*Exercise directions*.
Below is a listing. Gather each line of it that contains "workshops".

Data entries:

++++++++++

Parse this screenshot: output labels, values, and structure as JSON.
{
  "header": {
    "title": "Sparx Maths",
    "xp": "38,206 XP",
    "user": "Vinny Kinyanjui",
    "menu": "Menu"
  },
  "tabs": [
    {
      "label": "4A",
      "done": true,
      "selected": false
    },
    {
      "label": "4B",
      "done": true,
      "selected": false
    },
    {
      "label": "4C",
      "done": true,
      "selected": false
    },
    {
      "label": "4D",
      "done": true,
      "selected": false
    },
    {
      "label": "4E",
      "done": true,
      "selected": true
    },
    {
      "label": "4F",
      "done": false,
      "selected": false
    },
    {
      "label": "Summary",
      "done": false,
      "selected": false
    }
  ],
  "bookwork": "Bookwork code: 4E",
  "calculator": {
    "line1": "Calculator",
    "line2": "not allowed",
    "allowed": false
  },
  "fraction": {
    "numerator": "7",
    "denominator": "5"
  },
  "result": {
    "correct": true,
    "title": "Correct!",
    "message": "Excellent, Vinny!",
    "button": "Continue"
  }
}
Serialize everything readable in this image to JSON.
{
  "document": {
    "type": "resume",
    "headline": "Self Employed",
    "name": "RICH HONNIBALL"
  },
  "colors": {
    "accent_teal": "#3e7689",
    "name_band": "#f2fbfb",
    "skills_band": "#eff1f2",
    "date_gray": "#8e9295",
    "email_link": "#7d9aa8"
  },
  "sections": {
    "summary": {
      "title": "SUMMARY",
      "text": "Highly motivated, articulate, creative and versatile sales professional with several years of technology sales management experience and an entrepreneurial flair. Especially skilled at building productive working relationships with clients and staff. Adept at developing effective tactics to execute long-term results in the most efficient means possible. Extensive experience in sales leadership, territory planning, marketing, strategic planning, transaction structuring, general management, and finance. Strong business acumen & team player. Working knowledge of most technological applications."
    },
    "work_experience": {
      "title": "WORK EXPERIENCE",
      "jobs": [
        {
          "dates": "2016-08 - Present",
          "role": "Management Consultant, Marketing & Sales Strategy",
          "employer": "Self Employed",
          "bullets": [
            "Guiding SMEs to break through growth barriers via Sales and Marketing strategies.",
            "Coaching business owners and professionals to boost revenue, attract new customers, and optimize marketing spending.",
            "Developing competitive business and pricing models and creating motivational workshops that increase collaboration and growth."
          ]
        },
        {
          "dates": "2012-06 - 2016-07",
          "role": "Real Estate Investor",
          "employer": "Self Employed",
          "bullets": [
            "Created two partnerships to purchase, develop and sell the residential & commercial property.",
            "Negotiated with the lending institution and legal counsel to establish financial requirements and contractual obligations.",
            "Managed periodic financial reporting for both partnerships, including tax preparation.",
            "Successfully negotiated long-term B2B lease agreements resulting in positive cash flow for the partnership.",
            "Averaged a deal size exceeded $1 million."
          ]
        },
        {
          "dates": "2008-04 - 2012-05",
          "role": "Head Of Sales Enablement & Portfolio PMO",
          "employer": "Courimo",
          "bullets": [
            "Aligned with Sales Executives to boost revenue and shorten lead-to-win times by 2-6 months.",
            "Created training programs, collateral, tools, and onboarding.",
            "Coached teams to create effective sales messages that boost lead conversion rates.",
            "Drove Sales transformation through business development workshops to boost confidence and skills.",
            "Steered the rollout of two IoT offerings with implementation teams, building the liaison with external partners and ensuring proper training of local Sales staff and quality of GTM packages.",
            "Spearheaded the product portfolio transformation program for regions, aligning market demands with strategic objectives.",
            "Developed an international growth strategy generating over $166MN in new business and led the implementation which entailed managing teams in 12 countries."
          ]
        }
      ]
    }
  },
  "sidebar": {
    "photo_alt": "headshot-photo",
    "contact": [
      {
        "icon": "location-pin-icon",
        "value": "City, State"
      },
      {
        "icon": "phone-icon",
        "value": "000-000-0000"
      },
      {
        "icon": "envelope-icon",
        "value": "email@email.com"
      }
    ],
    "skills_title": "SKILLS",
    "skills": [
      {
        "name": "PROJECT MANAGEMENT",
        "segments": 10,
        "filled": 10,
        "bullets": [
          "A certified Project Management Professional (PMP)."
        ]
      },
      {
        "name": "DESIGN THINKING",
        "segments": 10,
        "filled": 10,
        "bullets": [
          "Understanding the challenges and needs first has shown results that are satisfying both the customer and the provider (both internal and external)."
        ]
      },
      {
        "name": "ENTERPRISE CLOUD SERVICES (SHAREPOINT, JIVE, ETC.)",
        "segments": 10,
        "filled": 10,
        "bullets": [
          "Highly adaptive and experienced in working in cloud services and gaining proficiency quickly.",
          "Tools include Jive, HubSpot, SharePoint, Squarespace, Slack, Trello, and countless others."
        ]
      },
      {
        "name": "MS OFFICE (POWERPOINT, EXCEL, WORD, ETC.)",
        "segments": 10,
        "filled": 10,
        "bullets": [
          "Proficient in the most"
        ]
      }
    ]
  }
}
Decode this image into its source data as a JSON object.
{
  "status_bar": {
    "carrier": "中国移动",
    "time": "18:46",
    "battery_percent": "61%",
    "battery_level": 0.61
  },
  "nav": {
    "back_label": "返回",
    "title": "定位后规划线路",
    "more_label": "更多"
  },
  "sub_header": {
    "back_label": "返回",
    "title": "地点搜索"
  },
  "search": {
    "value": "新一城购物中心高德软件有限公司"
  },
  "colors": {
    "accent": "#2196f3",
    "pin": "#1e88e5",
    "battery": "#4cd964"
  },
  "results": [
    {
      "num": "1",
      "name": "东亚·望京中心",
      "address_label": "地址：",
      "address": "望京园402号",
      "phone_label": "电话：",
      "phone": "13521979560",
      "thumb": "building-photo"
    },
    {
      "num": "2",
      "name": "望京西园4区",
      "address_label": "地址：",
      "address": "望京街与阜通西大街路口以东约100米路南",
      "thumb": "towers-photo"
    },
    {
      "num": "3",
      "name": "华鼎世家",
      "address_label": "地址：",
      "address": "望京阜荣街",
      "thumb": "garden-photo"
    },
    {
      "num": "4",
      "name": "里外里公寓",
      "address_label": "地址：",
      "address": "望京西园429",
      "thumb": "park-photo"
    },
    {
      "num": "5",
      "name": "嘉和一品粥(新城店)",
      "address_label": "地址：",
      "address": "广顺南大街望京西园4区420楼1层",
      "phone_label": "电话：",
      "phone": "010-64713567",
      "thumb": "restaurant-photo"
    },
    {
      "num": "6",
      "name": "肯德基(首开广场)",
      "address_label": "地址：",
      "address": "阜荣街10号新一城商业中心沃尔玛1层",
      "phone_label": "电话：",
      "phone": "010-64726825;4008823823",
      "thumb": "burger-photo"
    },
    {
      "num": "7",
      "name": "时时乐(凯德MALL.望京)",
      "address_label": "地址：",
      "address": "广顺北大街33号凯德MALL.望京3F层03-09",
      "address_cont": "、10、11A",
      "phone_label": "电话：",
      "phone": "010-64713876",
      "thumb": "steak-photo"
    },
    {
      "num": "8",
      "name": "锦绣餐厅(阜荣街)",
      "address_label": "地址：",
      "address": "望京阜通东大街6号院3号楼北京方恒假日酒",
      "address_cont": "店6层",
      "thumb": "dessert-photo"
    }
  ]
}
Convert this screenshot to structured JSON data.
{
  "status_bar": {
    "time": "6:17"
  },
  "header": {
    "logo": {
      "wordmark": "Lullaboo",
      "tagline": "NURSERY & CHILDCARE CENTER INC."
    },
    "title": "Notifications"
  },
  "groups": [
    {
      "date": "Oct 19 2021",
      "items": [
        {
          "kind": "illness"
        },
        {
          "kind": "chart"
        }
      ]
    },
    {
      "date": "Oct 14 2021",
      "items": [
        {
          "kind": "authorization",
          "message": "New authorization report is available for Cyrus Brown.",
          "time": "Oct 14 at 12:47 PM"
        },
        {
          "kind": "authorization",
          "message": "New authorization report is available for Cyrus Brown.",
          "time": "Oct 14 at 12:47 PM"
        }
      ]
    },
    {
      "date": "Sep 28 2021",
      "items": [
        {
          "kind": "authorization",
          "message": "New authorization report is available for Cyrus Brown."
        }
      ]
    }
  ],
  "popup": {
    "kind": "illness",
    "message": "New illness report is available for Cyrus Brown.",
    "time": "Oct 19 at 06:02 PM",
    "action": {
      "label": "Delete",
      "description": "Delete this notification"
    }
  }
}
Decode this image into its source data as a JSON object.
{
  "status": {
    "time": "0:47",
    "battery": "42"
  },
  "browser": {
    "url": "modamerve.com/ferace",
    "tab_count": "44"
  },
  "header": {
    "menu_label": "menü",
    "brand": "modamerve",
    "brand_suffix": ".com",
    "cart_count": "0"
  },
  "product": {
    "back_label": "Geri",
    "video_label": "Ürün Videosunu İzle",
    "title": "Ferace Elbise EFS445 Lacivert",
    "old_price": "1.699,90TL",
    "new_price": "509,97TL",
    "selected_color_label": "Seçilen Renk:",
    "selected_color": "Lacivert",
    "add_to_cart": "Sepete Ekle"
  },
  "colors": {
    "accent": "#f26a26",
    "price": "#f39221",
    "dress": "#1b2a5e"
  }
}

++++++++++

*Task output*.
            "Developing competitive business and pricing models and creating motivational workshops that increase collaboration and growth."
            "Drove Sales transformation through business development workshops to boost confidence and skills.",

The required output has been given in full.